• **Task statement**
Give back every line exactly as it appears, pictures excluded.

═══ Records provided

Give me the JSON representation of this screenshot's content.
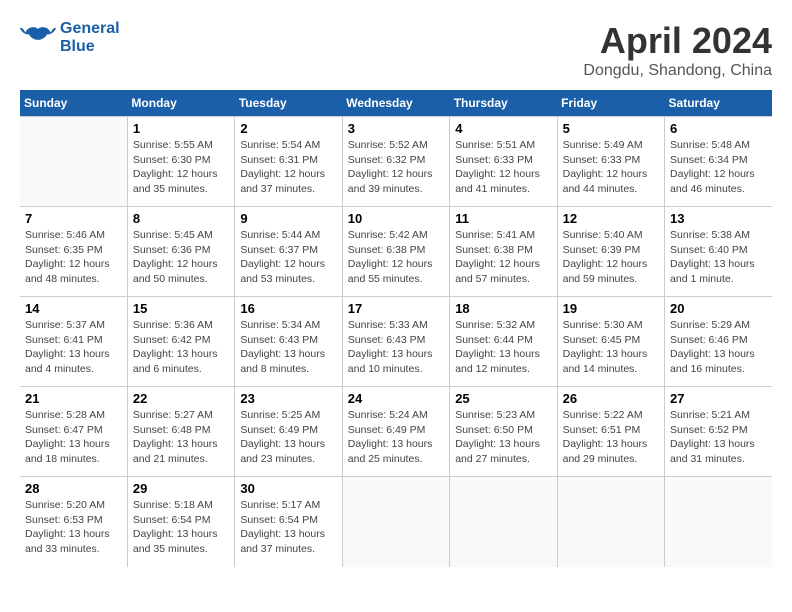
{
  "logo": {
    "line1": "General",
    "line2": "Blue"
  },
  "title": "April 2024",
  "location": "Dongdu, Shandong, China",
  "weekdays": [
    "Sunday",
    "Monday",
    "Tuesday",
    "Wednesday",
    "Thursday",
    "Friday",
    "Saturday"
  ],
  "weeks": [
    [
      {
        "day": "",
        "info": ""
      },
      {
        "day": "1",
        "info": "Sunrise: 5:55 AM\nSunset: 6:30 PM\nDaylight: 12 hours\nand 35 minutes."
      },
      {
        "day": "2",
        "info": "Sunrise: 5:54 AM\nSunset: 6:31 PM\nDaylight: 12 hours\nand 37 minutes."
      },
      {
        "day": "3",
        "info": "Sunrise: 5:52 AM\nSunset: 6:32 PM\nDaylight: 12 hours\nand 39 minutes."
      },
      {
        "day": "4",
        "info": "Sunrise: 5:51 AM\nSunset: 6:33 PM\nDaylight: 12 hours\nand 41 minutes."
      },
      {
        "day": "5",
        "info": "Sunrise: 5:49 AM\nSunset: 6:33 PM\nDaylight: 12 hours\nand 44 minutes."
      },
      {
        "day": "6",
        "info": "Sunrise: 5:48 AM\nSunset: 6:34 PM\nDaylight: 12 hours\nand 46 minutes."
      }
    ],
    [
      {
        "day": "7",
        "info": "Sunrise: 5:46 AM\nSunset: 6:35 PM\nDaylight: 12 hours\nand 48 minutes."
      },
      {
        "day": "8",
        "info": "Sunrise: 5:45 AM\nSunset: 6:36 PM\nDaylight: 12 hours\nand 50 minutes."
      },
      {
        "day": "9",
        "info": "Sunrise: 5:44 AM\nSunset: 6:37 PM\nDaylight: 12 hours\nand 53 minutes."
      },
      {
        "day": "10",
        "info": "Sunrise: 5:42 AM\nSunset: 6:38 PM\nDaylight: 12 hours\nand 55 minutes."
      },
      {
        "day": "11",
        "info": "Sunrise: 5:41 AM\nSunset: 6:38 PM\nDaylight: 12 hours\nand 57 minutes."
      },
      {
        "day": "12",
        "info": "Sunrise: 5:40 AM\nSunset: 6:39 PM\nDaylight: 12 hours\nand 59 minutes."
      },
      {
        "day": "13",
        "info": "Sunrise: 5:38 AM\nSunset: 6:40 PM\nDaylight: 13 hours\nand 1 minute."
      }
    ],
    [
      {
        "day": "14",
        "info": "Sunrise: 5:37 AM\nSunset: 6:41 PM\nDaylight: 13 hours\nand 4 minutes."
      },
      {
        "day": "15",
        "info": "Sunrise: 5:36 AM\nSunset: 6:42 PM\nDaylight: 13 hours\nand 6 minutes."
      },
      {
        "day": "16",
        "info": "Sunrise: 5:34 AM\nSunset: 6:43 PM\nDaylight: 13 hours\nand 8 minutes."
      },
      {
        "day": "17",
        "info": "Sunrise: 5:33 AM\nSunset: 6:43 PM\nDaylight: 13 hours\nand 10 minutes."
      },
      {
        "day": "18",
        "info": "Sunrise: 5:32 AM\nSunset: 6:44 PM\nDaylight: 13 hours\nand 12 minutes."
      },
      {
        "day": "19",
        "info": "Sunrise: 5:30 AM\nSunset: 6:45 PM\nDaylight: 13 hours\nand 14 minutes."
      },
      {
        "day": "20",
        "info": "Sunrise: 5:29 AM\nSunset: 6:46 PM\nDaylight: 13 hours\nand 16 minutes."
      }
    ],
    [
      {
        "day": "21",
        "info": "Sunrise: 5:28 AM\nSunset: 6:47 PM\nDaylight: 13 hours\nand 18 minutes."
      },
      {
        "day": "22",
        "info": "Sunrise: 5:27 AM\nSunset: 6:48 PM\nDaylight: 13 hours\nand 21 minutes."
      },
      {
        "day": "23",
        "info": "Sunrise: 5:25 AM\nSunset: 6:49 PM\nDaylight: 13 hours\nand 23 minutes."
      },
      {
        "day": "24",
        "info": "Sunrise: 5:24 AM\nSunset: 6:49 PM\nDaylight: 13 hours\nand 25 minutes."
      },
      {
        "day": "25",
        "info": "Sunrise: 5:23 AM\nSunset: 6:50 PM\nDaylight: 13 hours\nand 27 minutes."
      },
      {
        "day": "26",
        "info": "Sunrise: 5:22 AM\nSunset: 6:51 PM\nDaylight: 13 hours\nand 29 minutes."
      },
      {
        "day": "27",
        "info": "Sunrise: 5:21 AM\nSunset: 6:52 PM\nDaylight: 13 hours\nand 31 minutes."
      }
    ],
    [
      {
        "day": "28",
        "info": "Sunrise: 5:20 AM\nSunset: 6:53 PM\nDaylight: 13 hours\nand 33 minutes."
      },
      {
        "day": "29",
        "info": "Sunrise: 5:18 AM\nSunset: 6:54 PM\nDaylight: 13 hours\nand 35 minutes."
      },
      {
        "day": "30",
        "info": "Sunrise: 5:17 AM\nSunset: 6:54 PM\nDaylight: 13 hours\nand 37 minutes."
      },
      {
        "day": "",
        "info": ""
      },
      {
        "day": "",
        "info": ""
      },
      {
        "day": "",
        "info": ""
      },
      {
        "day": "",
        "info": ""
      }
    ]
  ]
}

══════

• **Worked answer**
Give me the JSON representation of this screenshot's content.
{
  "logo": {
    "line1": "General",
    "line2": "Blue"
  },
  "title": "April 2024",
  "location": "Dongdu, Shandong, China",
  "weekdays": [
    "Sunday",
    "Monday",
    "Tuesday",
    "Wednesday",
    "Thursday",
    "Friday",
    "Saturday"
  ],
  "weeks": [
    [
      {
        "day": "",
        "info": ""
      },
      {
        "day": "1",
        "info": "Sunrise: 5:55 AM\nSunset: 6:30 PM\nDaylight: 12 hours\nand 35 minutes."
      },
      {
        "day": "2",
        "info": "Sunrise: 5:54 AM\nSunset: 6:31 PM\nDaylight: 12 hours\nand 37 minutes."
      },
      {
        "day": "3",
        "info": "Sunrise: 5:52 AM\nSunset: 6:32 PM\nDaylight: 12 hours\nand 39 minutes."
      },
      {
        "day": "4",
        "info": "Sunrise: 5:51 AM\nSunset: 6:33 PM\nDaylight: 12 hours\nand 41 minutes."
      },
      {
        "day": "5",
        "info": "Sunrise: 5:49 AM\nSunset: 6:33 PM\nDaylight: 12 hours\nand 44 minutes."
      },
      {
        "day": "6",
        "info": "Sunrise: 5:48 AM\nSunset: 6:34 PM\nDaylight: 12 hours\nand 46 minutes."
      }
    ],
    [
      {
        "day": "7",
        "info": "Sunrise: 5:46 AM\nSunset: 6:35 PM\nDaylight: 12 hours\nand 48 minutes."
      },
      {
        "day": "8",
        "info": "Sunrise: 5:45 AM\nSunset: 6:36 PM\nDaylight: 12 hours\nand 50 minutes."
      },
      {
        "day": "9",
        "info": "Sunrise: 5:44 AM\nSunset: 6:37 PM\nDaylight: 12 hours\nand 53 minutes."
      },
      {
        "day": "10",
        "info": "Sunrise: 5:42 AM\nSunset: 6:38 PM\nDaylight: 12 hours\nand 55 minutes."
      },
      {
        "day": "11",
        "info": "Sunrise: 5:41 AM\nSunset: 6:38 PM\nDaylight: 12 hours\nand 57 minutes."
      },
      {
        "day": "12",
        "info": "Sunrise: 5:40 AM\nSunset: 6:39 PM\nDaylight: 12 hours\nand 59 minutes."
      },
      {
        "day": "13",
        "info": "Sunrise: 5:38 AM\nSunset: 6:40 PM\nDaylight: 13 hours\nand 1 minute."
      }
    ],
    [
      {
        "day": "14",
        "info": "Sunrise: 5:37 AM\nSunset: 6:41 PM\nDaylight: 13 hours\nand 4 minutes."
      },
      {
        "day": "15",
        "info": "Sunrise: 5:36 AM\nSunset: 6:42 PM\nDaylight: 13 hours\nand 6 minutes."
      },
      {
        "day": "16",
        "info": "Sunrise: 5:34 AM\nSunset: 6:43 PM\nDaylight: 13 hours\nand 8 minutes."
      },
      {
        "day": "17",
        "info": "Sunrise: 5:33 AM\nSunset: 6:43 PM\nDaylight: 13 hours\nand 10 minutes."
      },
      {
        "day": "18",
        "info": "Sunrise: 5:32 AM\nSunset: 6:44 PM\nDaylight: 13 hours\nand 12 minutes."
      },
      {
        "day": "19",
        "info": "Sunrise: 5:30 AM\nSunset: 6:45 PM\nDaylight: 13 hours\nand 14 minutes."
      },
      {
        "day": "20",
        "info": "Sunrise: 5:29 AM\nSunset: 6:46 PM\nDaylight: 13 hours\nand 16 minutes."
      }
    ],
    [
      {
        "day": "21",
        "info": "Sunrise: 5:28 AM\nSunset: 6:47 PM\nDaylight: 13 hours\nand 18 minutes."
      },
      {
        "day": "22",
        "info": "Sunrise: 5:27 AM\nSunset: 6:48 PM\nDaylight: 13 hours\nand 21 minutes."
      },
      {
        "day": "23",
        "info": "Sunrise: 5:25 AM\nSunset: 6:49 PM\nDaylight: 13 hours\nand 23 minutes."
      },
      {
        "day": "24",
        "info": "Sunrise: 5:24 AM\nSunset: 6:49 PM\nDaylight: 13 hours\nand 25 minutes."
      },
      {
        "day": "25",
        "info": "Sunrise: 5:23 AM\nSunset: 6:50 PM\nDaylight: 13 hours\nand 27 minutes."
      },
      {
        "day": "26",
        "info": "Sunrise: 5:22 AM\nSunset: 6:51 PM\nDaylight: 13 hours\nand 29 minutes."
      },
      {
        "day": "27",
        "info": "Sunrise: 5:21 AM\nSunset: 6:52 PM\nDaylight: 13 hours\nand 31 minutes."
      }
    ],
    [
      {
        "day": "28",
        "info": "Sunrise: 5:20 AM\nSunset: 6:53 PM\nDaylight: 13 hours\nand 33 minutes."
      },
      {
        "day": "29",
        "info": "Sunrise: 5:18 AM\nSunset: 6:54 PM\nDaylight: 13 hours\nand 35 minutes."
      },
      {
        "day": "30",
        "info": "Sunrise: 5:17 AM\nSunset: 6:54 PM\nDaylight: 13 hours\nand 37 minutes."
      },
      {
        "day": "",
        "info": ""
      },
      {
        "day": "",
        "info": ""
      },
      {
        "day": "",
        "info": ""
      },
      {
        "day": "",
        "info": ""
      }
    ]
  ]
}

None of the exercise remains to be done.